Retype each entry below, keeping every character the same.

## Begin Rows

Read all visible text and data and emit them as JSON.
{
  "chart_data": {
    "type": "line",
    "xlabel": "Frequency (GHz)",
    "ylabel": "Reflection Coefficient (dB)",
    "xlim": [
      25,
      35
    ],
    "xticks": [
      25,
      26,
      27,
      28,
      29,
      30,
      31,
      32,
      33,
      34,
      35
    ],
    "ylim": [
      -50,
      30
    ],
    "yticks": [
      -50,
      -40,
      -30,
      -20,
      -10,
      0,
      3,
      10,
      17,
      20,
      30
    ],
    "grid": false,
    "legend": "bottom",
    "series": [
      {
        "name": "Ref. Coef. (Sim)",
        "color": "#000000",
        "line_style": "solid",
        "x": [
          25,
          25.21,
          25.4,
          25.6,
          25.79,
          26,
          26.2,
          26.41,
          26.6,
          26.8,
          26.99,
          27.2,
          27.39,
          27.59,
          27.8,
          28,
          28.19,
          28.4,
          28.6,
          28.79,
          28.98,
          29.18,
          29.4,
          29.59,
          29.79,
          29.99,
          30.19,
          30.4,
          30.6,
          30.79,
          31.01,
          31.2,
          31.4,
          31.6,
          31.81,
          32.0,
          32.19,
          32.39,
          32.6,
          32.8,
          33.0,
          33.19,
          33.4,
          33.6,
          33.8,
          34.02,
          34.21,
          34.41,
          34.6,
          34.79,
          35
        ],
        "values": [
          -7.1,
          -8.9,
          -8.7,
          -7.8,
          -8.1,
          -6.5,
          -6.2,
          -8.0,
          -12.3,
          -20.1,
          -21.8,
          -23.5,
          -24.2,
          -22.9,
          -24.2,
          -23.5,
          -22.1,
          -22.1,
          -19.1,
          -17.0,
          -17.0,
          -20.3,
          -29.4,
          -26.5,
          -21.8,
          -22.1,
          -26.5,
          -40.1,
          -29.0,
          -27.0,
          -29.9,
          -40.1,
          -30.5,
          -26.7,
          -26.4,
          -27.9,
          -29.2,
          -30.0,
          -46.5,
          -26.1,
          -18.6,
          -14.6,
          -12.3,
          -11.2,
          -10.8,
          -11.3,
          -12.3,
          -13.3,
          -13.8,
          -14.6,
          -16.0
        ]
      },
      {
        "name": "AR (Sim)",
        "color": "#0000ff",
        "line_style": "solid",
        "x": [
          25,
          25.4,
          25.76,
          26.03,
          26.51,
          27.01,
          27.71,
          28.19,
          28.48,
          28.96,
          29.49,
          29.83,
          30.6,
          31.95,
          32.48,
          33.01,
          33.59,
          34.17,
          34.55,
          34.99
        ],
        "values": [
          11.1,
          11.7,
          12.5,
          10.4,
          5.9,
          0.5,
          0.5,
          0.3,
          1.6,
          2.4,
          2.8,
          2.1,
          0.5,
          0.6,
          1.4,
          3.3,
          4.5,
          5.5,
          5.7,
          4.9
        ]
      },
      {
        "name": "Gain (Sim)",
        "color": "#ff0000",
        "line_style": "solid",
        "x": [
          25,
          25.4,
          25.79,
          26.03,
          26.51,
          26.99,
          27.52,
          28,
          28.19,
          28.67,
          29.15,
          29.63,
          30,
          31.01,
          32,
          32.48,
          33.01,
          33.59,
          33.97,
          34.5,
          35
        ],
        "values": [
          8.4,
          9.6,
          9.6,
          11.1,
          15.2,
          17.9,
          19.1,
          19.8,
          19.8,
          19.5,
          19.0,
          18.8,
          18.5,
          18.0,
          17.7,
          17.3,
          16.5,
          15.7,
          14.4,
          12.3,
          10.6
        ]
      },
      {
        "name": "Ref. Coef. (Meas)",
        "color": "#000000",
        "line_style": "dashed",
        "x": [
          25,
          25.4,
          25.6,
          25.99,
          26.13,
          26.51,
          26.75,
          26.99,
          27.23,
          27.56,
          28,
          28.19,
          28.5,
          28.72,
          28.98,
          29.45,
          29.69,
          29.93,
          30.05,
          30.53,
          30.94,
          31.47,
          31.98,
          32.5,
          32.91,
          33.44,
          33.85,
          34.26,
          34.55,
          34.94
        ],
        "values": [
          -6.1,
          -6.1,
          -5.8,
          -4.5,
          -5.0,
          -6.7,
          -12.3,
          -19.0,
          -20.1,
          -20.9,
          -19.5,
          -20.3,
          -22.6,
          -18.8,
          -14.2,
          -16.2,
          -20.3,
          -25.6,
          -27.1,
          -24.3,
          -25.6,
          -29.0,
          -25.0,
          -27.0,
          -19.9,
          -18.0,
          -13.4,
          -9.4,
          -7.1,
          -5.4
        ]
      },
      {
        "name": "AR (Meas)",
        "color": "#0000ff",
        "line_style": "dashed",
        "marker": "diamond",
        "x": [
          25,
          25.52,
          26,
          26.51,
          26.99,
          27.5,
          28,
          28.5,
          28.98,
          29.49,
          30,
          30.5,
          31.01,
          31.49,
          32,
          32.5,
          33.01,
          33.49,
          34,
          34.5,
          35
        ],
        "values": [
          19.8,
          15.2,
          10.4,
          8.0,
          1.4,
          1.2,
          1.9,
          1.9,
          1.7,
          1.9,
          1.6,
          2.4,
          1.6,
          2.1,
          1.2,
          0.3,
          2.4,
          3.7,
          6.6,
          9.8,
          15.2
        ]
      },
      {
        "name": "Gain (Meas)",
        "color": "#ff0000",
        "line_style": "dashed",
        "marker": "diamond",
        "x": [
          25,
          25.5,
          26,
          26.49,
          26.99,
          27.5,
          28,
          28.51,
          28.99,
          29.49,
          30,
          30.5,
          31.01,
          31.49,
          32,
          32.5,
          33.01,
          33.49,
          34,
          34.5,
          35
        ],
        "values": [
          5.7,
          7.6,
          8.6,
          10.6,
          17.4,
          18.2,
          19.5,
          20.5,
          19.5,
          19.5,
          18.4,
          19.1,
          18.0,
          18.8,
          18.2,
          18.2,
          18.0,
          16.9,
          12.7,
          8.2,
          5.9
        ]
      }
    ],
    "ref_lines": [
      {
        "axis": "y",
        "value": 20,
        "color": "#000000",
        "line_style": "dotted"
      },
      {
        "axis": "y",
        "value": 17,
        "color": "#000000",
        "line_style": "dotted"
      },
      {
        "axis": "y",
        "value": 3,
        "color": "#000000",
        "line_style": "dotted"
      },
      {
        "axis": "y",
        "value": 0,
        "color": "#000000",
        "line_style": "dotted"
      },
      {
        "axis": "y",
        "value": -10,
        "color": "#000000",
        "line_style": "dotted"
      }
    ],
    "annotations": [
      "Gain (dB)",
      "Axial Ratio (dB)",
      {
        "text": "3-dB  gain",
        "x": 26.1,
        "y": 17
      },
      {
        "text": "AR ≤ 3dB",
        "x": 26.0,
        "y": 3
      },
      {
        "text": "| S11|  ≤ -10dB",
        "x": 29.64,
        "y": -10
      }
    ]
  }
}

## End Rows

**Answer**
Read all visible text and data and emit them as JSON.
{
  "chart_data": {
    "type": "line",
    "xlabel": "Frequency (GHz)",
    "ylabel": "Reflection Coefficient (dB)",
    "xlim": [
      25,
      35
    ],
    "xticks": [
      25,
      26,
      27,
      28,
      29,
      30,
      31,
      32,
      33,
      34,
      35
    ],
    "ylim": [
      -50,
      30
    ],
    "yticks": [
      -50,
      -40,
      -30,
      -20,
      -10,
      0,
      3,
      10,
      17,
      20,
      30
    ],
    "grid": false,
    "legend": "bottom",
    "series": [
      {
        "name": "Ref. Coef. (Sim)",
        "color": "#000000",
        "line_style": "solid",
        "x": [
          25,
          25.21,
          25.4,
          25.6,
          25.79,
          26,
          26.2,
          26.41,
          26.6,
          26.8,
          26.99,
          27.2,
          27.39,
          27.59,
          27.8,
          28,
          28.19,
          28.4,
          28.6,
          28.79,
          28.98,
          29.18,
          29.4,
          29.59,
          29.79,
          29.99,
          30.19,
          30.4,
          30.6,
          30.79,
          31.01,
          31.2,
          31.4,
          31.6,
          31.81,
          32.0,
          32.19,
          32.39,
          32.6,
          32.8,
          33.0,
          33.19,
          33.4,
          33.6,
          33.8,
          34.02,
          34.21,
          34.41,
          34.6,
          34.79,
          35
        ],
        "values": [
          -7.1,
          -8.9,
          -8.7,
          -7.8,
          -8.1,
          -6.5,
          -6.2,
          -8.0,
          -12.3,
          -20.1,
          -21.8,
          -23.5,
          -24.2,
          -22.9,
          -24.2,
          -23.5,
          -22.1,
          -22.1,
          -19.1,
          -17.0,
          -17.0,
          -20.3,
          -29.4,
          -26.5,
          -21.8,
          -22.1,
          -26.5,
          -40.1,
          -29.0,
          -27.0,
          -29.9,
          -40.1,
          -30.5,
          -26.7,
          -26.4,
          -27.9,
          -29.2,
          -30.0,
          -46.5,
          -26.1,
          -18.6,
          -14.6,
          -12.3,
          -11.2,
          -10.8,
          -11.3,
          -12.3,
          -13.3,
          -13.8,
          -14.6,
          -16.0
        ]
      },
      {
        "name": "AR (Sim)",
        "color": "#0000ff",
        "line_style": "solid",
        "x": [
          25,
          25.4,
          25.76,
          26.03,
          26.51,
          27.01,
          27.71,
          28.19,
          28.48,
          28.96,
          29.49,
          29.83,
          30.6,
          31.95,
          32.48,
          33.01,
          33.59,
          34.17,
          34.55,
          34.99
        ],
        "values": [
          11.1,
          11.7,
          12.5,
          10.4,
          5.9,
          0.5,
          0.5,
          0.3,
          1.6,
          2.4,
          2.8,
          2.1,
          0.5,
          0.6,
          1.4,
          3.3,
          4.5,
          5.5,
          5.7,
          4.9
        ]
      },
      {
        "name": "Gain (Sim)",
        "color": "#ff0000",
        "line_style": "solid",
        "x": [
          25,
          25.4,
          25.79,
          26.03,
          26.51,
          26.99,
          27.52,
          28,
          28.19,
          28.67,
          29.15,
          29.63,
          30,
          31.01,
          32,
          32.48,
          33.01,
          33.59,
          33.97,
          34.5,
          35
        ],
        "values": [
          8.4,
          9.6,
          9.6,
          11.1,
          15.2,
          17.9,
          19.1,
          19.8,
          19.8,
          19.5,
          19.0,
          18.8,
          18.5,
          18.0,
          17.7,
          17.3,
          16.5,
          15.7,
          14.4,
          12.3,
          10.6
        ]
      },
      {
        "name": "Ref. Coef. (Meas)",
        "color": "#000000",
        "line_style": "dashed",
        "x": [
          25,
          25.4,
          25.6,
          25.99,
          26.13,
          26.51,
          26.75,
          26.99,
          27.23,
          27.56,
          28,
          28.19,
          28.5,
          28.72,
          28.98,
          29.45,
          29.69,
          29.93,
          30.05,
          30.53,
          30.94,
          31.47,
          31.98,
          32.5,
          32.91,
          33.44,
          33.85,
          34.26,
          34.55,
          34.94
        ],
        "values": [
          -6.1,
          -6.1,
          -5.8,
          -4.5,
          -5.0,
          -6.7,
          -12.3,
          -19.0,
          -20.1,
          -20.9,
          -19.5,
          -20.3,
          -22.6,
          -18.8,
          -14.2,
          -16.2,
          -20.3,
          -25.6,
          -27.1,
          -24.3,
          -25.6,
          -29.0,
          -25.0,
          -27.0,
          -19.9,
          -18.0,
          -13.4,
          -9.4,
          -7.1,
          -5.4
        ]
      },
      {
        "name": "AR (Meas)",
        "color": "#0000ff",
        "line_style": "dashed",
        "marker": "diamond",
        "x": [
          25,
          25.52,
          26,
          26.51,
          26.99,
          27.5,
          28,
          28.5,
          28.98,
          29.49,
          30,
          30.5,
          31.01,
          31.49,
          32,
          32.5,
          33.01,
          33.49,
          34,
          34.5,
          35
        ],
        "values": [
          19.8,
          15.2,
          10.4,
          8.0,
          1.4,
          1.2,
          1.9,
          1.9,
          1.7,
          1.9,
          1.6,
          2.4,
          1.6,
          2.1,
          1.2,
          0.3,
          2.4,
          3.7,
          6.6,
          9.8,
          15.2
        ]
      },
      {
        "name": "Gain (Meas)",
        "color": "#ff0000",
        "line_style": "dashed",
        "marker": "diamond",
        "x": [
          25,
          25.5,
          26,
          26.49,
          26.99,
          27.5,
          28,
          28.51,
          28.99,
          29.49,
          30,
          30.5,
          31.01,
          31.49,
          32,
          32.5,
          33.01,
          33.49,
          34,
          34.5,
          35
        ],
        "values": [
          5.7,
          7.6,
          8.6,
          10.6,
          17.4,
          18.2,
          19.5,
          20.5,
          19.5,
          19.5,
          18.4,
          19.1,
          18.0,
          18.8,
          18.2,
          18.2,
          18.0,
          16.9,
          12.7,
          8.2,
          5.9
        ]
      }
    ],
    "ref_lines": [
      {
        "axis": "y",
        "value": 20,
        "color": "#000000",
        "line_style": "dotted"
      },
      {
        "axis": "y",
        "value": 17,
        "color": "#000000",
        "line_style": "dotted"
      },
      {
        "axis": "y",
        "value": 3,
        "color": "#000000",
        "line_style": "dotted"
      },
      {
        "axis": "y",
        "value": 0,
        "color": "#000000",
        "line_style": "dotted"
      },
      {
        "axis": "y",
        "value": -10,
        "color": "#000000",
        "line_style": "dotted"
      }
    ],
    "annotations": [
      "Gain (dB)",
      "Axial Ratio (dB)",
      {
        "text": "3-dB  gain",
        "x": 26.1,
        "y": 17
      },
      {
        "text": "AR ≤ 3dB",
        "x": 26.0,
        "y": 3
      },
      {
        "text": "| S11|  ≤ -10dB",
        "x": 29.64,
        "y": -10
      }
    ]
  }
}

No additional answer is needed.